§ **CONSIGNE 1**:
Répondez aux questions suivantes à partir de l'article sur les tirs contre des gendarmes à Sainte-Rose.
(a) À quelle date les faits ont-ils eu lieu ?
(b) Combien de fois le passager du scooter a-t-il tiré en direction du véhicule des gendarmes ?
(c) Dans quel quartier le scooter a-t-il été caché ensuite ?
§ **CONSIGNE 2**: Prolongez l'article sur les tirs contre des gendarmes à Sainte-Rose à la suite de sa dernière phrase.

§ **EXTRAIT DU DOCUMENT**:
Tirs contre des gendarmes à Sainte-Rose de juin 2025 : deux suspects écroués avant leur procès en juin
Les faits remontent au 26 juin 2025. En début de soirée, des gendarmes en patrouille à Sainte-Rose avaient tenté de contrôler un scooter circulant avec deux individus à bord. Le conducteur avait immédiatement pris la fuite, déclenchant une course-poursuite dans les rues de la commune.
Selon un communiqué de la procureure de la République de Pointe-à-Pitre paru ce mercredi 13 mai, le passager du deux-roues avait alors ouvert le feu à trois reprises en direction du véhicule d’intervention des militaires, sans faire de blessés. Le scooter avait ensuite été dissimulé dans le quartier de Sainte-Marie.

§ **DONNÉES FOURNIES**:
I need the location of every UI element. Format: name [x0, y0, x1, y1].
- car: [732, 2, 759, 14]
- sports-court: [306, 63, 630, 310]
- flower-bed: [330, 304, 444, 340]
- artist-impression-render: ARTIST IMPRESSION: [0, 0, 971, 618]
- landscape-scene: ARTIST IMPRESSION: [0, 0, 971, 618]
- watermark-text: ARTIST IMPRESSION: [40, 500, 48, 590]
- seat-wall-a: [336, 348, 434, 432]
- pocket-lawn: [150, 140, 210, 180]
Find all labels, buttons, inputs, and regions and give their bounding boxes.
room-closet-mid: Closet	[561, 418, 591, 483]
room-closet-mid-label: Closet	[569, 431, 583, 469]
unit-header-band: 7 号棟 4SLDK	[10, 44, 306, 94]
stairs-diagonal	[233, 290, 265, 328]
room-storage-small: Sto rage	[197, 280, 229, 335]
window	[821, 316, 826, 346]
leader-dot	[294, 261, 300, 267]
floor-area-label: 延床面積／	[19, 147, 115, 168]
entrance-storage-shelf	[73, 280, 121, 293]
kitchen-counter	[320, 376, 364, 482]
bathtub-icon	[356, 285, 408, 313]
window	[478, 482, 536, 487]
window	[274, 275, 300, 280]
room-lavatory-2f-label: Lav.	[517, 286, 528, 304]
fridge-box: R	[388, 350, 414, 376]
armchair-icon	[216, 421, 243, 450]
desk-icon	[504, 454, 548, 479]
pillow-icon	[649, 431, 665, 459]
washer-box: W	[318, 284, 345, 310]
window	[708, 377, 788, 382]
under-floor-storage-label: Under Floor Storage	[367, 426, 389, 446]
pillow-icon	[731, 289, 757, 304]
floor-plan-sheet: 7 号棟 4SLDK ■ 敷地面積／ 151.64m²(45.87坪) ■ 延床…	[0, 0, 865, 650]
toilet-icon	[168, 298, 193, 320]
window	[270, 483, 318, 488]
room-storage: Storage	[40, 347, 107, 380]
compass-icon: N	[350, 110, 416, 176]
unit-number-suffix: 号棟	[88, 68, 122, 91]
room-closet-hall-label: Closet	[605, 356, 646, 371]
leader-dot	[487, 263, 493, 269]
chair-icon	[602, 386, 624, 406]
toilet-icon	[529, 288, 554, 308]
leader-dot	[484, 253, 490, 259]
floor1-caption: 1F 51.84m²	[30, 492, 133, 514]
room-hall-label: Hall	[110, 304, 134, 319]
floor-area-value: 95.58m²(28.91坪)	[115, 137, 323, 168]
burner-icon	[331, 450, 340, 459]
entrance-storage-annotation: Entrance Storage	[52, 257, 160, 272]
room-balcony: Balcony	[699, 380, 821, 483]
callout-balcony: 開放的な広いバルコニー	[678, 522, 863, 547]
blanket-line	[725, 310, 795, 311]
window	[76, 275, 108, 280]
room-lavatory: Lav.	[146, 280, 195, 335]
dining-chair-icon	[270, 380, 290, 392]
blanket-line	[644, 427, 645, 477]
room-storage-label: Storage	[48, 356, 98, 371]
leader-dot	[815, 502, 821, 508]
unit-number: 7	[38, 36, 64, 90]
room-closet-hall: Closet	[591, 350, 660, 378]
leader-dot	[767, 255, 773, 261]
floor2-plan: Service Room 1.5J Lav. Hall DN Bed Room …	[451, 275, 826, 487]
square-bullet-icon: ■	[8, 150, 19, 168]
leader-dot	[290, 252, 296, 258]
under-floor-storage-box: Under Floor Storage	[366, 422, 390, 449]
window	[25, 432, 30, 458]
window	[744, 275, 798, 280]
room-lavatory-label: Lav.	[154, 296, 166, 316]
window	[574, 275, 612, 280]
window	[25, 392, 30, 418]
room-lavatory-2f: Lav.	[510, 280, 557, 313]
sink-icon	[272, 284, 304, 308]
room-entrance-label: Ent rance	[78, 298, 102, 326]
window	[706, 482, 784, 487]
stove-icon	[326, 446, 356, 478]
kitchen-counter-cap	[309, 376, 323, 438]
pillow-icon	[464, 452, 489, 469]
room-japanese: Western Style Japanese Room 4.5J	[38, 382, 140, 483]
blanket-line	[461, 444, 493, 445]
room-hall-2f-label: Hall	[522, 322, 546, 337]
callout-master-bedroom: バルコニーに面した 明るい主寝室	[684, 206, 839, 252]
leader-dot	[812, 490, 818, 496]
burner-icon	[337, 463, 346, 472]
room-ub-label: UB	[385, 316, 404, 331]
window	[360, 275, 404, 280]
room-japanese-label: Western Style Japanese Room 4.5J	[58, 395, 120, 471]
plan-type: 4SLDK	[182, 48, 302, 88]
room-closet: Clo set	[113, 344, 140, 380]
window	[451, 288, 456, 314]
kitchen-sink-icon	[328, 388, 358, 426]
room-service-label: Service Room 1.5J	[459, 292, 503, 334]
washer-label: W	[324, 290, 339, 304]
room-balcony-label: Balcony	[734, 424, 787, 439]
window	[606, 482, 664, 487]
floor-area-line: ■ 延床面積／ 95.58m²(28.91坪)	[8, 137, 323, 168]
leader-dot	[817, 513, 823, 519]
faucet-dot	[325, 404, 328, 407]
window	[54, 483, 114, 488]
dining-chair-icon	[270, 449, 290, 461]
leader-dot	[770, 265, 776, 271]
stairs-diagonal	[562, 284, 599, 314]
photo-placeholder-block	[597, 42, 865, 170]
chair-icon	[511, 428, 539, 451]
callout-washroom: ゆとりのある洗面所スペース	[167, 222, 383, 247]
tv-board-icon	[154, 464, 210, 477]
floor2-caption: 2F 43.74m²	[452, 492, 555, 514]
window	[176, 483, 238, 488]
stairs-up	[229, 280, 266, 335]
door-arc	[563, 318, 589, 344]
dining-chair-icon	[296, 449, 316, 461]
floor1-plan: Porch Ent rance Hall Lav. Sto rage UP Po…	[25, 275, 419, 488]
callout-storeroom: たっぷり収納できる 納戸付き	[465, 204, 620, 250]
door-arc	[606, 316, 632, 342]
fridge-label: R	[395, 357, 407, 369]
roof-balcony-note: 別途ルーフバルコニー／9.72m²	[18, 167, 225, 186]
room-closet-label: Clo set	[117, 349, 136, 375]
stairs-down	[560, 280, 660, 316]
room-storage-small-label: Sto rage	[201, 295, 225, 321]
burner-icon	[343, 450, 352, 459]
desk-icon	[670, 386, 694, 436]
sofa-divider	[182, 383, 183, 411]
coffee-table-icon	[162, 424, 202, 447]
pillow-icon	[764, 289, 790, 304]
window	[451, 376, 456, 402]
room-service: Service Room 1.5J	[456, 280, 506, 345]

§ **RÉPONSE ATTENDUE 1**:
(a) Le 26 juin 2025.
(b) À trois reprises.
(c) Dans le quartier de Sainte-Marie.

§ **RÉPONSE ATTENDUE 2**:
Sur place, les gendarmes auraient également essuyé des jets de pierres et de détritus de la part d’un groupe d’une quinzaine de personnes, alors qu’ils tentaient de retrouver les suspects.
Le soir des faits, un important dispositif de sécurité avait été déployé dans le secteur, avec le renfort notamment du GIGN et de plusieurs unités de gendarmerie.
Deux hommes placés en détention provisoire
Sous l’autorité du parquet de Pointe-à-Pitre, les investigations ont été menées par la brigade de recherches avec l’appui de plusieurs unités spécialisées. L’exploitation des images issues des caméras piétons a permis de déterminer que l’arme utilisée était une carabine de calibre 22 Long Rifle.
Les enquêteurs sont également parvenus à identifier le propriétaire du scooter ainsi que plusieurs personnes soupçonnées d’avoir aidé à dissimuler l’arme et le véhicule après les faits.
Le 20 avril 2026, cinq individus ont été interpellés lors d’une opération de police judiciaire. À l’issue de leur garde à vue, les deux principaux suspects, le conducteur et le passager du scooter, ont été déférés puis placés en détention provisoire par le juge des libertés et de la détention.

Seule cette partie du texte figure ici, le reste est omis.